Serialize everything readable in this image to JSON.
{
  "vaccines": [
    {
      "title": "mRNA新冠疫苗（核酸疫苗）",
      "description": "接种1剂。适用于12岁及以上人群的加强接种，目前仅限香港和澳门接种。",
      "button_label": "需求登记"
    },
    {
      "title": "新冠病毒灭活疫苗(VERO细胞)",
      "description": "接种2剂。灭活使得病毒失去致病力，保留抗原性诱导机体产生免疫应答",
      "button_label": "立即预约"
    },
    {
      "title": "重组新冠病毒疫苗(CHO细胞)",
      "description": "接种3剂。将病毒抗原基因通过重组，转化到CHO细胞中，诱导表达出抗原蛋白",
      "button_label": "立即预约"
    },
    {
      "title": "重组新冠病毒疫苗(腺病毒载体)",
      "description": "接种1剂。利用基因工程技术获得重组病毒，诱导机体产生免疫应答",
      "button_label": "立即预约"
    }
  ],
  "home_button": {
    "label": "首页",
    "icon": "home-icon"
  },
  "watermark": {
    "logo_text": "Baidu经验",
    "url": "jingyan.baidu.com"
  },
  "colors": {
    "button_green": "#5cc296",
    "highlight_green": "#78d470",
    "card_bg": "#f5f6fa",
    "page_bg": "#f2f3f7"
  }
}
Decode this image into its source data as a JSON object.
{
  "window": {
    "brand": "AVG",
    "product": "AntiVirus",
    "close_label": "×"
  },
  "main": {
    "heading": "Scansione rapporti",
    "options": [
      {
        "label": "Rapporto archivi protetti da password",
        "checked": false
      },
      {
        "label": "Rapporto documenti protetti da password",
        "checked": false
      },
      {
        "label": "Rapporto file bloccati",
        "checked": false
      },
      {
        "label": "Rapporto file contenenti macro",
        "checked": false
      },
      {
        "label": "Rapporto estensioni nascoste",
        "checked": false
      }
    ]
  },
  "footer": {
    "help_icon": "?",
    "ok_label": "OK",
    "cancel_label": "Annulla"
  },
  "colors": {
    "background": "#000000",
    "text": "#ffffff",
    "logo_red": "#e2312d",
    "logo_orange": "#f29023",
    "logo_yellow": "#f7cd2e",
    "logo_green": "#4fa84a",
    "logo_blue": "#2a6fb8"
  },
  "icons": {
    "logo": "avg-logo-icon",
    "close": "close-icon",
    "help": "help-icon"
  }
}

■ REQUIRED WORK: All of the records above are to be printed again exactly as they appear.

■ ANSWER:
Serialize everything readable in this image to JSON.
{
  "vaccines": [
    {
      "title": "mRNA新冠疫苗（核酸疫苗）",
      "description": "接种1剂。适用于12岁及以上人群的加强接种，目前仅限香港和澳门接种。",
      "button_label": "需求登记"
    },
    {
      "title": "新冠病毒灭活疫苗(VERO细胞)",
      "description": "接种2剂。灭活使得病毒失去致病力，保留抗原性诱导机体产生免疫应答",
      "button_label": "立即预约"
    },
    {
      "title": "重组新冠病毒疫苗(CHO细胞)",
      "description": "接种3剂。将病毒抗原基因通过重组，转化到CHO细胞中，诱导表达出抗原蛋白",
      "button_label": "立即预约"
    },
    {
      "title": "重组新冠病毒疫苗(腺病毒载体)",
      "description": "接种1剂。利用基因工程技术获得重组病毒，诱导机体产生免疫应答",
      "button_label": "立即预约"
    }
  ],
  "home_button": {
    "label": "首页",
    "icon": "home-icon"
  },
  "watermark": {
    "logo_text": "Baidu经验",
    "url": "jingyan.baidu.com"
  },
  "colors": {
    "button_green": "#5cc296",
    "highlight_green": "#78d470",
    "card_bg": "#f5f6fa",
    "page_bg": "#f2f3f7"
  }
}
Decode this image into its source data as a JSON object.
{
  "window": {
    "brand": "AVG",
    "product": "AntiVirus",
    "close_label": "×"
  },
  "main": {
    "heading": "Scansione rapporti",
    "options": [
      {
        "label": "Rapporto archivi protetti da password",
        "checked": false
      },
      {
        "label": "Rapporto documenti protetti da password",
        "checked": false
      },
      {
        "label": "Rapporto file bloccati",
        "checked": false
      },
      {
        "label": "Rapporto file contenenti macro",
        "checked": false
      },
      {
        "label": "Rapporto estensioni nascoste",
        "checked": false
      }
    ]
  },
  "footer": {
    "help_icon": "?",
    "ok_label": "OK",
    "cancel_label": "Annulla"
  },
  "colors": {
    "background": "#000000",
    "text": "#ffffff",
    "logo_red": "#e2312d",
    "logo_orange": "#f29023",
    "logo_yellow": "#f7cd2e",
    "logo_green": "#4fa84a",
    "logo_blue": "#2a6fb8"
  },
  "icons": {
    "logo": "avg-logo-icon",
    "close": "close-icon",
    "help": "help-icon"
  }
}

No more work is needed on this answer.